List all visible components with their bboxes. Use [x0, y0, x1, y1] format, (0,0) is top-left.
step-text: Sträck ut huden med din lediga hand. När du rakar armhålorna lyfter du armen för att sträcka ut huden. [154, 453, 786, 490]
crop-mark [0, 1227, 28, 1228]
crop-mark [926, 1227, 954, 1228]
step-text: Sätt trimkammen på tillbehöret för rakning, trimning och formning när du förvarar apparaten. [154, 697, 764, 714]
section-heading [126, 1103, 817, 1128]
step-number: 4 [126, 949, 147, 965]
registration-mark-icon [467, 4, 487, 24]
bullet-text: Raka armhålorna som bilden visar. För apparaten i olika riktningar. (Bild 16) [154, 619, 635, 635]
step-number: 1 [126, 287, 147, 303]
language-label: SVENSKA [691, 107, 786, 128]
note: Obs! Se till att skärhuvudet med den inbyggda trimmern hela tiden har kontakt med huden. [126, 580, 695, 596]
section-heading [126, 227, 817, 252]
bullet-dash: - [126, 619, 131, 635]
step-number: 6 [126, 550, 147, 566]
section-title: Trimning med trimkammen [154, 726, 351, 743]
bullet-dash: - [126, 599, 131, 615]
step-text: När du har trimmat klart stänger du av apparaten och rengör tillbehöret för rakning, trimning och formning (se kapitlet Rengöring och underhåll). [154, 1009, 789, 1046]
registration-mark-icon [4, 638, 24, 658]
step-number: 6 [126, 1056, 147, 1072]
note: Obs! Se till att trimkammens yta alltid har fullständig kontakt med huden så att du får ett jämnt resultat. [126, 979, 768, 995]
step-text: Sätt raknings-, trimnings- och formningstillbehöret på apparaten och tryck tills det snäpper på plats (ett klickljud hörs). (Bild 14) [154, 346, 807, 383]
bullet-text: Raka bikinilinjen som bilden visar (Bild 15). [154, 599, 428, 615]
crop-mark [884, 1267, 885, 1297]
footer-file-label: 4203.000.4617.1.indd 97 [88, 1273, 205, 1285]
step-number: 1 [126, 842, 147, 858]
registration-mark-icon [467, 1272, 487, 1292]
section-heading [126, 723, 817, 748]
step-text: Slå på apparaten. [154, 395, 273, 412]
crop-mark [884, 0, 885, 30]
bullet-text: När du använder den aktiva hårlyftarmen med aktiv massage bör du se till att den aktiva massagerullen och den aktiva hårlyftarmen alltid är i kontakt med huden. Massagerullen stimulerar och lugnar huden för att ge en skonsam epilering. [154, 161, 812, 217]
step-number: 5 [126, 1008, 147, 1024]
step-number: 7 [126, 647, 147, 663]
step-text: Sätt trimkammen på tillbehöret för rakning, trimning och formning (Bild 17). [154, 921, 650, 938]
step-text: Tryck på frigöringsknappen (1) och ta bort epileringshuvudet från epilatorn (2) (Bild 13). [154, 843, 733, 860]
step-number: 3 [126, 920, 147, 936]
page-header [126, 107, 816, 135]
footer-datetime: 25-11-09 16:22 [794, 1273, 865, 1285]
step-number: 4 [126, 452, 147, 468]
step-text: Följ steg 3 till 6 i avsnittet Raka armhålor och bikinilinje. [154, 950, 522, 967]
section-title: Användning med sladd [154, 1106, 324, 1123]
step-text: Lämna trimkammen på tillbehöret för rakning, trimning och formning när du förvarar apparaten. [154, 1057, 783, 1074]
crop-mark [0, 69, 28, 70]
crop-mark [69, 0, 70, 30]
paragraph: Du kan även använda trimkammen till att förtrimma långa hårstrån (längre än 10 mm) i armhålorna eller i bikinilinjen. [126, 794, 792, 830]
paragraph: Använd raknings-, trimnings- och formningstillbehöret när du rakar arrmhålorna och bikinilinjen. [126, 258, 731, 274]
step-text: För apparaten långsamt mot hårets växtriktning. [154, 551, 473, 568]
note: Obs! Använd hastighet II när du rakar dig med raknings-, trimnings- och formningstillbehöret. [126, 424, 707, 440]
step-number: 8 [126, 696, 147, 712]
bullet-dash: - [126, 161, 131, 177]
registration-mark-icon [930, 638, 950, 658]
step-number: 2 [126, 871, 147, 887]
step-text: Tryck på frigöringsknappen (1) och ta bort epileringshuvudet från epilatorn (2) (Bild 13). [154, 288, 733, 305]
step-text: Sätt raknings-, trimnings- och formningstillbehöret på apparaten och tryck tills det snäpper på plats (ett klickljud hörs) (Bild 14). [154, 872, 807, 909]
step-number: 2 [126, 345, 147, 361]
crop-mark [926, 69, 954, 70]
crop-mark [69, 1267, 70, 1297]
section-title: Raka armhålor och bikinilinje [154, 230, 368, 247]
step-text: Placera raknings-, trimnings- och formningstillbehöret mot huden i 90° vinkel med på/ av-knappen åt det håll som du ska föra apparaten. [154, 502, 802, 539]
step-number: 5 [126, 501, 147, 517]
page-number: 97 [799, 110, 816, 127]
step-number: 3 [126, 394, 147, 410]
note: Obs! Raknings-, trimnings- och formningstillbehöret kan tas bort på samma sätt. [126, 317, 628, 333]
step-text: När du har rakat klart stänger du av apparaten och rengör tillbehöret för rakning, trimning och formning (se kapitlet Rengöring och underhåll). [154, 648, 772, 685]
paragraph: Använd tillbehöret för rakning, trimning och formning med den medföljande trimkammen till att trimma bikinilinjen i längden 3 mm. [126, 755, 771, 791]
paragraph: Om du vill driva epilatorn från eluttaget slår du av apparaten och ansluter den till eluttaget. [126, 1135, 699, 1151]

==============================

**Written problem:** Reproduce all of the lines above verbatim, without any alteration.

**Task result:**
List all visible components with their bboxes. Use [x0, y0, x1, y1] format, (0,0) is top-left.
step-text: Sträck ut huden med din lediga hand. När du rakar armhålorna lyfter du armen för att sträcka ut huden. [154, 453, 786, 490]
crop-mark [0, 1227, 28, 1228]
crop-mark [926, 1227, 954, 1228]
step-text: Sätt trimkammen på tillbehöret för rakning, trimning och formning när du förvarar apparaten. [154, 697, 764, 714]
section-heading [126, 1103, 817, 1128]
step-number: 4 [126, 949, 147, 965]
registration-mark-icon [467, 4, 487, 24]
bullet-text: Raka armhålorna som bilden visar. För apparaten i olika riktningar. (Bild 16) [154, 619, 635, 635]
step-number: 1 [126, 287, 147, 303]
language-label: SVENSKA [691, 107, 786, 128]
note: Obs! Se till att skärhuvudet med den inbyggda trimmern hela tiden har kontakt med huden. [126, 580, 695, 596]
section-heading [126, 227, 817, 252]
bullet-dash: - [126, 619, 131, 635]
step-number: 6 [126, 550, 147, 566]
section-title: Trimning med trimkammen [154, 726, 351, 743]
bullet-dash: - [126, 599, 131, 615]
step-text: När du har trimmat klart stänger du av apparaten och rengör tillbehöret för rakning, trimning och formning (se kapitlet Rengöring och underhåll). [154, 1009, 789, 1046]
registration-mark-icon [4, 638, 24, 658]
step-number: 6 [126, 1056, 147, 1072]
note: Obs! Se till att trimkammens yta alltid har fullständig kontakt med huden så att du får ett jämnt resultat. [126, 979, 768, 995]
step-text: Sätt raknings-, trimnings- och formningstillbehöret på apparaten och tryck tills det snäpper på plats (ett klickljud hörs). (Bild 14) [154, 346, 807, 383]
bullet-text: Raka bikinilinjen som bilden visar (Bild 15). [154, 599, 428, 615]
crop-mark [884, 1267, 885, 1297]
footer-file-label: 4203.000.4617.1.indd 97 [88, 1273, 205, 1285]
step-number: 1 [126, 842, 147, 858]
registration-mark-icon [467, 1272, 487, 1292]
section-heading [126, 723, 817, 748]
step-text: Slå på apparaten. [154, 395, 273, 412]
crop-mark [884, 0, 885, 30]
bullet-text: När du använder den aktiva hårlyftarmen med aktiv massage bör du se till att den aktiva massagerullen och den aktiva hårlyftarmen alltid är i kontakt med huden. Massagerullen stimulerar och lugnar huden för att ge en skonsam epilering. [154, 161, 812, 217]
step-number: 5 [126, 1008, 147, 1024]
step-number: 7 [126, 647, 147, 663]
step-text: Sätt trimkammen på tillbehöret för rakning, trimning och formning (Bild 17). [154, 921, 650, 938]
step-text: Tryck på frigöringsknappen (1) och ta bort epileringshuvudet från epilatorn (2) (Bild 13). [154, 843, 733, 860]
step-number: 3 [126, 920, 147, 936]
page-header [126, 107, 816, 135]
footer-datetime: 25-11-09 16:22 [794, 1273, 865, 1285]
step-number: 4 [126, 452, 147, 468]
step-text: Följ steg 3 till 6 i avsnittet Raka armhålor och bikinilinje. [154, 950, 522, 967]
section-title: Användning med sladd [154, 1106, 324, 1123]
step-text: Lämna trimkammen på tillbehöret för rakning, trimning och formning när du förvarar apparaten. [154, 1057, 783, 1074]
crop-mark [0, 69, 28, 70]
crop-mark [69, 0, 70, 30]
paragraph: Du kan även använda trimkammen till att förtrimma långa hårstrån (längre än 10 mm) i armhålorna eller i bikinilinjen. [126, 794, 792, 830]
paragraph: Använd raknings-, trimnings- och formningstillbehöret när du rakar arrmhålorna och bikinilinjen. [126, 258, 731, 274]
step-text: För apparaten långsamt mot hårets växtriktning. [154, 551, 473, 568]
note: Obs! Använd hastighet II när du rakar dig med raknings-, trimnings- och formningstillbehöret. [126, 424, 707, 440]
step-number: 8 [126, 696, 147, 712]
bullet-dash: - [126, 161, 131, 177]
registration-mark-icon [930, 638, 950, 658]
step-number: 2 [126, 871, 147, 887]
step-text: Tryck på frigöringsknappen (1) och ta bort epileringshuvudet från epilatorn (2) (Bild 13). [154, 288, 733, 305]
step-text: Sätt raknings-, trimnings- och formningstillbehöret på apparaten och tryck tills det snäpper på plats (ett klickljud hörs) (Bild 14). [154, 872, 807, 909]
step-number: 2 [126, 345, 147, 361]
crop-mark [926, 69, 954, 70]
crop-mark [69, 1267, 70, 1297]
section-title: Raka armhålor och bikinilinje [154, 230, 368, 247]
step-text: Placera raknings-, trimnings- och formningstillbehöret mot huden i 90° vinkel med på/ av-knappen åt det håll som du ska föra apparaten. [154, 502, 802, 539]
step-number: 5 [126, 501, 147, 517]
page-number: 97 [799, 110, 816, 127]
step-number: 3 [126, 394, 147, 410]
note: Obs! Raknings-, trimnings- och formningstillbehöret kan tas bort på samma sätt. [126, 317, 628, 333]
step-text: När du har rakat klart stänger du av apparaten och rengör tillbehöret för rakning, trimning och formning (se kapitlet Rengöring och underhåll). [154, 648, 772, 685]
paragraph: Använd tillbehöret för rakning, trimning och formning med den medföljande trimkammen till att trimma bikinilinjen i längden 3 mm. [126, 755, 771, 791]
paragraph: Om du vill driva epilatorn från eluttaget slår du av apparaten och ansluter den till eluttaget. [126, 1135, 699, 1151]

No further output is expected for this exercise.